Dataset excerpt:
※ ※ ※
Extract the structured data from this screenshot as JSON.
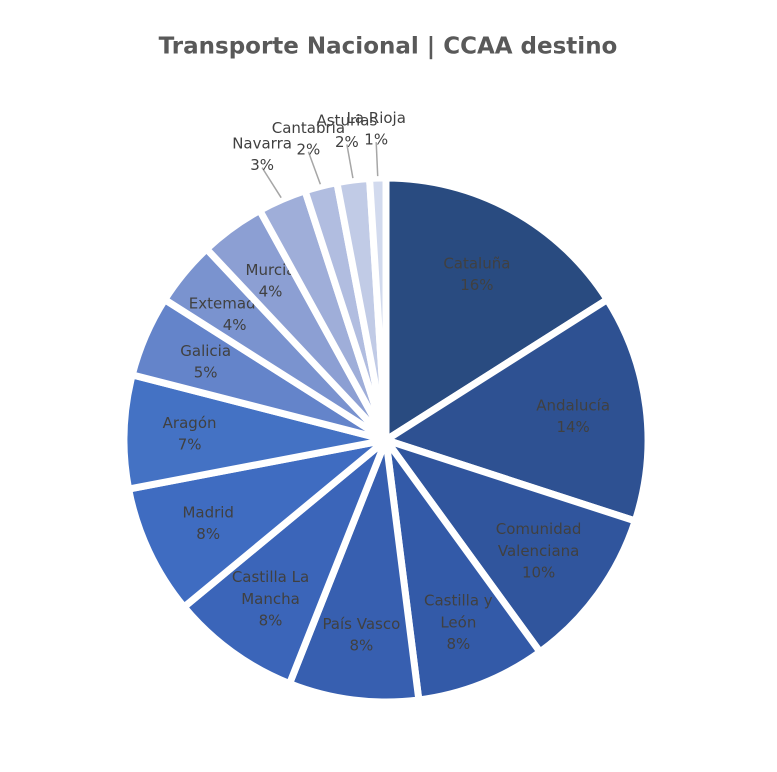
{
  "chart_data": {
    "type": "pie",
    "title": "Transporte Nacional | CCAA destino",
    "categories": [
      "Cataluña",
      "Andalucía",
      "Comunidad Valenciana",
      "Castilla y León",
      "País Vasco",
      "Castilla La Mancha",
      "Madrid",
      "Aragón",
      "Galicia",
      "Extemadura",
      "Murcia",
      "Navarra",
      "Cantabria",
      "Asturias",
      "La Rioja"
    ],
    "values": [
      16,
      14,
      10,
      8,
      8,
      8,
      8,
      7,
      5,
      4,
      4,
      3,
      2,
      2,
      1
    ],
    "value_labels": [
      "16%",
      "14%",
      "10%",
      "8%",
      "8%",
      "8%",
      "8%",
      "7%",
      "5%",
      "4%",
      "4%",
      "3%",
      "2%",
      "2%",
      "1%"
    ],
    "colors": [
      "#294b80",
      "#2e5192",
      "#30559d",
      "#335aa8",
      "#375fb0",
      "#3b65b9",
      "#3f6cc1",
      "#4472c4",
      "#6484ca",
      "#7a93cf",
      "#8c9fd3",
      "#9faed9",
      "#b1bde0",
      "#c1cbe6",
      "#d2daee"
    ]
  }
}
※ ※ ※
Retype the data above exactly; pictures are not part of the copy.

Extract the structured data from this screenshot as JSON.
{
  "chart_data": {
    "type": "pie",
    "title": "Transporte Nacional | CCAA destino",
    "categories": [
      "Cataluña",
      "Andalucía",
      "Comunidad Valenciana",
      "Castilla y León",
      "País Vasco",
      "Castilla La Mancha",
      "Madrid",
      "Aragón",
      "Galicia",
      "Extemadura",
      "Murcia",
      "Navarra",
      "Cantabria",
      "Asturias",
      "La Rioja"
    ],
    "values": [
      16,
      14,
      10,
      8,
      8,
      8,
      8,
      7,
      5,
      4,
      4,
      3,
      2,
      2,
      1
    ],
    "value_labels": [
      "16%",
      "14%",
      "10%",
      "8%",
      "8%",
      "8%",
      "8%",
      "7%",
      "5%",
      "4%",
      "4%",
      "3%",
      "2%",
      "2%",
      "1%"
    ],
    "colors": [
      "#294b80",
      "#2e5192",
      "#30559d",
      "#335aa8",
      "#375fb0",
      "#3b65b9",
      "#3f6cc1",
      "#4472c4",
      "#6484ca",
      "#7a93cf",
      "#8c9fd3",
      "#9faed9",
      "#b1bde0",
      "#c1cbe6",
      "#d2daee"
    ]
  }
}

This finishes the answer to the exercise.